**SET PROBLEM:**
Repeat the lines that follow, leaving nothing out.

**Saved entries:**
[Begin]
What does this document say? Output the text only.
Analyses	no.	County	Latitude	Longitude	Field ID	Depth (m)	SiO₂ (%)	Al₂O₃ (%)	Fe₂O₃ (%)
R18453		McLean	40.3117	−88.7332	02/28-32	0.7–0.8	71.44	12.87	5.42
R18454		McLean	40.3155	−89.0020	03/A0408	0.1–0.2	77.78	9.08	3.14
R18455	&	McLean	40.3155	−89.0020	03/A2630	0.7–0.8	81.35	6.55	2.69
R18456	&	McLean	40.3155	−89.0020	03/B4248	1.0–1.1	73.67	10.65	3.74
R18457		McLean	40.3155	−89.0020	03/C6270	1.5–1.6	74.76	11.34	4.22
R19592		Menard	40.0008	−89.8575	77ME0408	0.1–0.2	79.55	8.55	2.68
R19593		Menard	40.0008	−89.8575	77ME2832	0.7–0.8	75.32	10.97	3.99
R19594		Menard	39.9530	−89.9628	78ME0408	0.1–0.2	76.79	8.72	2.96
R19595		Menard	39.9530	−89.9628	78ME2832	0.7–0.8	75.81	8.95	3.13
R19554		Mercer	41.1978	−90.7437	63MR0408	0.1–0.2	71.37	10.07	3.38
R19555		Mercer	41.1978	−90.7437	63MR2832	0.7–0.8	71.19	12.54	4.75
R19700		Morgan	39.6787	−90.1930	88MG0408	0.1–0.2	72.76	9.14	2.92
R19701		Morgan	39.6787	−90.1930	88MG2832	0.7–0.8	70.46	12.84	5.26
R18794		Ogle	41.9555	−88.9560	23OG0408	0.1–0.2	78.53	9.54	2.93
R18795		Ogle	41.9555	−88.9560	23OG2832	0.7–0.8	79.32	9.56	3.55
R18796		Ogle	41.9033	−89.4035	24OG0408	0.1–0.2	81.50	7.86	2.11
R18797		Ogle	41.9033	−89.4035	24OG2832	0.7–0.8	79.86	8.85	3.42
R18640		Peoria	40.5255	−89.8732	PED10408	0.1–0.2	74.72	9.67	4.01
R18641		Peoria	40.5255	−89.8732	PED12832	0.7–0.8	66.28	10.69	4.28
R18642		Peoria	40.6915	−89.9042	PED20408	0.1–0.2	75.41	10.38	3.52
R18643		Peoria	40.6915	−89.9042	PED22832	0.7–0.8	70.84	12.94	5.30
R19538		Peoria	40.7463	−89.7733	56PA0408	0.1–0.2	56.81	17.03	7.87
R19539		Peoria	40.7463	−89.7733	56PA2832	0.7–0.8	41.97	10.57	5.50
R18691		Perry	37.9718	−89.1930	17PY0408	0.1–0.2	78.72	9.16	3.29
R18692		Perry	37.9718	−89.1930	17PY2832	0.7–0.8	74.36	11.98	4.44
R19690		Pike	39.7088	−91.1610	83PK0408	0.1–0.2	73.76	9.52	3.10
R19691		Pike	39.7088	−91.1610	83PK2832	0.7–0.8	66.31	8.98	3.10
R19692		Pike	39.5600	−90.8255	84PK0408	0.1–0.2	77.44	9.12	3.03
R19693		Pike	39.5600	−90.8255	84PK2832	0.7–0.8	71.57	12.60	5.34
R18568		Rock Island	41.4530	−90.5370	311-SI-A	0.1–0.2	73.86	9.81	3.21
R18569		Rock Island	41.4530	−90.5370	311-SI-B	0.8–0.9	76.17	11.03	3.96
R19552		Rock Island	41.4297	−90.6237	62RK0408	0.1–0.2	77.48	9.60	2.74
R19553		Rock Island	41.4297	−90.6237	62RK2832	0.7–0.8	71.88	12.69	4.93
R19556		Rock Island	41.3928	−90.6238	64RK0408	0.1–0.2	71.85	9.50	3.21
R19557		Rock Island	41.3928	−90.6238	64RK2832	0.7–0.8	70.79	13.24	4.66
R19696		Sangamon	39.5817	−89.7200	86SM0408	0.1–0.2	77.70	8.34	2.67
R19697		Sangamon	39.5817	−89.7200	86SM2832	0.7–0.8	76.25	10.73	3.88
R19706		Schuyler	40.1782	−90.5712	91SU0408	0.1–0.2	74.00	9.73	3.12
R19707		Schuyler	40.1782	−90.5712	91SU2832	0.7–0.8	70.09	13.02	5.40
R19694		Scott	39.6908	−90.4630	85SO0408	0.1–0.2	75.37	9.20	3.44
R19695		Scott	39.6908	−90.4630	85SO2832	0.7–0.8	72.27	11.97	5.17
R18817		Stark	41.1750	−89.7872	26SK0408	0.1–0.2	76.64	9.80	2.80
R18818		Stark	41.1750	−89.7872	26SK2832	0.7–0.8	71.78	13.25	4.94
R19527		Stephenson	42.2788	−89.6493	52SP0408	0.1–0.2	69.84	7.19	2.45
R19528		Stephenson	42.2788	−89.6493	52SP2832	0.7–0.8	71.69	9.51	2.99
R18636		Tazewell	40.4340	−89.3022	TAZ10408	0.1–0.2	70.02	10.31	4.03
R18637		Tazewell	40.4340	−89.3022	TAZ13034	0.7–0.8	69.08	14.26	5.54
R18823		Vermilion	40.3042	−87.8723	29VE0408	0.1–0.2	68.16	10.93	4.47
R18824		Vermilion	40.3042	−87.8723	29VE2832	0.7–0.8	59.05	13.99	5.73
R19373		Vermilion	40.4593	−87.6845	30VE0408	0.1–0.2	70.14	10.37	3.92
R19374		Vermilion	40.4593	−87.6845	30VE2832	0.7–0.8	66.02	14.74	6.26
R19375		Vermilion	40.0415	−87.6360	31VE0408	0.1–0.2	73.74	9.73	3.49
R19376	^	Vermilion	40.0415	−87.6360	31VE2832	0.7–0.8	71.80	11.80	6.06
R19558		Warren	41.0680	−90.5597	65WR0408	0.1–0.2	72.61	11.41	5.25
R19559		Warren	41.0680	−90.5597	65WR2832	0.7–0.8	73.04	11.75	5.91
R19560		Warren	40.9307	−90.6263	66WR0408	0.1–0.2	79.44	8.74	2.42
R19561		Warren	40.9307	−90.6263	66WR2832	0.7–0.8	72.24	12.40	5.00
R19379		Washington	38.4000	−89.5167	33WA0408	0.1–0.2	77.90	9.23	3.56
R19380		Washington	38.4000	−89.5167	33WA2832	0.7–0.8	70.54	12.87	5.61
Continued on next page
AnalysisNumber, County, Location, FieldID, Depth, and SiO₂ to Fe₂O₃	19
[End]
**SOLUTION FOR THIS EXERCISE:**
What does this document say? Output the text only.
Analyses	no.	County	Latitude	Longitude	Field ID	Depth (m)	SiO₂ (%)	Al₂O₃ (%)	Fe₂O₃ (%)
R18453		McLean	40.3117	−88.7332	02/28-32	0.7–0.8	71.44	12.87	5.42
R18454		McLean	40.3155	−89.0020	03/A0408	0.1–0.2	77.78	9.08	3.14
R18455	&	McLean	40.3155	−89.0020	03/A2630	0.7–0.8	81.35	6.55	2.69
R18456	&	McLean	40.3155	−89.0020	03/B4248	1.0–1.1	73.67	10.65	3.74
R18457		McLean	40.3155	−89.0020	03/C6270	1.5–1.6	74.76	11.34	4.22
R19592		Menard	40.0008	−89.8575	77ME0408	0.1–0.2	79.55	8.55	2.68
R19593		Menard	40.0008	−89.8575	77ME2832	0.7–0.8	75.32	10.97	3.99
R19594		Menard	39.9530	−89.9628	78ME0408	0.1–0.2	76.79	8.72	2.96
R19595		Menard	39.9530	−89.9628	78ME2832	0.7–0.8	75.81	8.95	3.13
R19554		Mercer	41.1978	−90.7437	63MR0408	0.1–0.2	71.37	10.07	3.38
R19555		Mercer	41.1978	−90.7437	63MR2832	0.7–0.8	71.19	12.54	4.75
R19700		Morgan	39.6787	−90.1930	88MG0408	0.1–0.2	72.76	9.14	2.92
R19701		Morgan	39.6787	−90.1930	88MG2832	0.7–0.8	70.46	12.84	5.26
R18794		Ogle	41.9555	−88.9560	23OG0408	0.1–0.2	78.53	9.54	2.93
R18795		Ogle	41.9555	−88.9560	23OG2832	0.7–0.8	79.32	9.56	3.55
R18796		Ogle	41.9033	−89.4035	24OG0408	0.1–0.2	81.50	7.86	2.11
R18797		Ogle	41.9033	−89.4035	24OG2832	0.7–0.8	79.86	8.85	3.42
R18640		Peoria	40.5255	−89.8732	PED10408	0.1–0.2	74.72	9.67	4.01
R18641		Peoria	40.5255	−89.8732	PED12832	0.7–0.8	66.28	10.69	4.28
R18642		Peoria	40.6915	−89.9042	PED20408	0.1–0.2	75.41	10.38	3.52
R18643		Peoria	40.6915	−89.9042	PED22832	0.7–0.8	70.84	12.94	5.30
R19538		Peoria	40.7463	−89.7733	56PA0408	0.1–0.2	56.81	17.03	7.87
R19539		Peoria	40.7463	−89.7733	56PA2832	0.7–0.8	41.97	10.57	5.50
R18691		Perry	37.9718	−89.1930	17PY0408	0.1–0.2	78.72	9.16	3.29
R18692		Perry	37.9718	−89.1930	17PY2832	0.7–0.8	74.36	11.98	4.44
R19690		Pike	39.7088	−91.1610	83PK0408	0.1–0.2	73.76	9.52	3.10
R19691		Pike	39.7088	−91.1610	83PK2832	0.7–0.8	66.31	8.98	3.10
R19692		Pike	39.5600	−90.8255	84PK0408	0.1–0.2	77.44	9.12	3.03
R19693		Pike	39.5600	−90.8255	84PK2832	0.7–0.8	71.57	12.60	5.34
R18568		Rock Island	41.4530	−90.5370	311-SI-A	0.1–0.2	73.86	9.81	3.21
R18569		Rock Island	41.4530	−90.5370	311-SI-B	0.8–0.9	76.17	11.03	3.96
R19552		Rock Island	41.4297	−90.6237	62RK0408	0.1–0.2	77.48	9.60	2.74
R19553		Rock Island	41.4297	−90.6237	62RK2832	0.7–0.8	71.88	12.69	4.93
R19556		Rock Island	41.3928	−90.6238	64RK0408	0.1–0.2	71.85	9.50	3.21
R19557		Rock Island	41.3928	−90.6238	64RK2832	0.7–0.8	70.79	13.24	4.66
R19696		Sangamon	39.5817	−89.7200	86SM0408	0.1–0.2	77.70	8.34	2.67
R19697		Sangamon	39.5817	−89.7200	86SM2832	0.7–0.8	76.25	10.73	3.88
R19706		Schuyler	40.1782	−90.5712	91SU0408	0.1–0.2	74.00	9.73	3.12
R19707		Schuyler	40.1782	−90.5712	91SU2832	0.7–0.8	70.09	13.02	5.40
R19694		Scott	39.6908	−90.4630	85SO0408	0.1–0.2	75.37	9.20	3.44
R19695		Scott	39.6908	−90.4630	85SO2832	0.7–0.8	72.27	11.97	5.17
R18817		Stark	41.1750	−89.7872	26SK0408	0.1–0.2	76.64	9.80	2.80
R18818		Stark	41.1750	−89.7872	26SK2832	0.7–0.8	71.78	13.25	4.94
R19527		Stephenson	42.2788	−89.6493	52SP0408	0.1–0.2	69.84	7.19	2.45
R19528		Stephenson	42.2788	−89.6493	52SP2832	0.7–0.8	71.69	9.51	2.99
R18636		Tazewell	40.4340	−89.3022	TAZ10408	0.1–0.2	70.02	10.31	4.03
R18637		Tazewell	40.4340	−89.3022	TAZ13034	0.7–0.8	69.08	14.26	5.54
R18823		Vermilion	40.3042	−87.8723	29VE0408	0.1–0.2	68.16	10.93	4.47
R18824		Vermilion	40.3042	−87.8723	29VE2832	0.7–0.8	59.05	13.99	5.73
R19373		Vermilion	40.4593	−87.6845	30VE0408	0.1–0.2	70.14	10.37	3.92
R19374		Vermilion	40.4593	−87.6845	30VE2832	0.7–0.8	66.02	14.74	6.26
R19375		Vermilion	40.0415	−87.6360	31VE0408	0.1–0.2	73.74	9.73	3.49
R19376	^	Vermilion	40.0415	−87.6360	31VE2832	0.7–0.8	71.80	11.80	6.06
R19558		Warren	41.0680	−90.5597	65WR0408	0.1–0.2	72.61	11.41	5.25
R19559		Warren	41.0680	−90.5597	65WR2832	0.7–0.8	73.04	11.75	5.91
R19560		Warren	40.9307	−90.6263	66WR0408	0.1–0.2	79.44	8.74	2.42
R19561		Warren	40.9307	−90.6263	66WR2832	0.7–0.8	72.24	12.40	5.00
R19379		Washington	38.4000	−89.5167	33WA0408	0.1–0.2	77.90	9.23	3.56
R19380		Washington	38.4000	−89.5167	33WA2832	0.7–0.8	70.54	12.87	5.61
Continued on next page
AnalysisNumber, County, Location, FieldID, Depth, and SiO₂ to Fe₂O₃	19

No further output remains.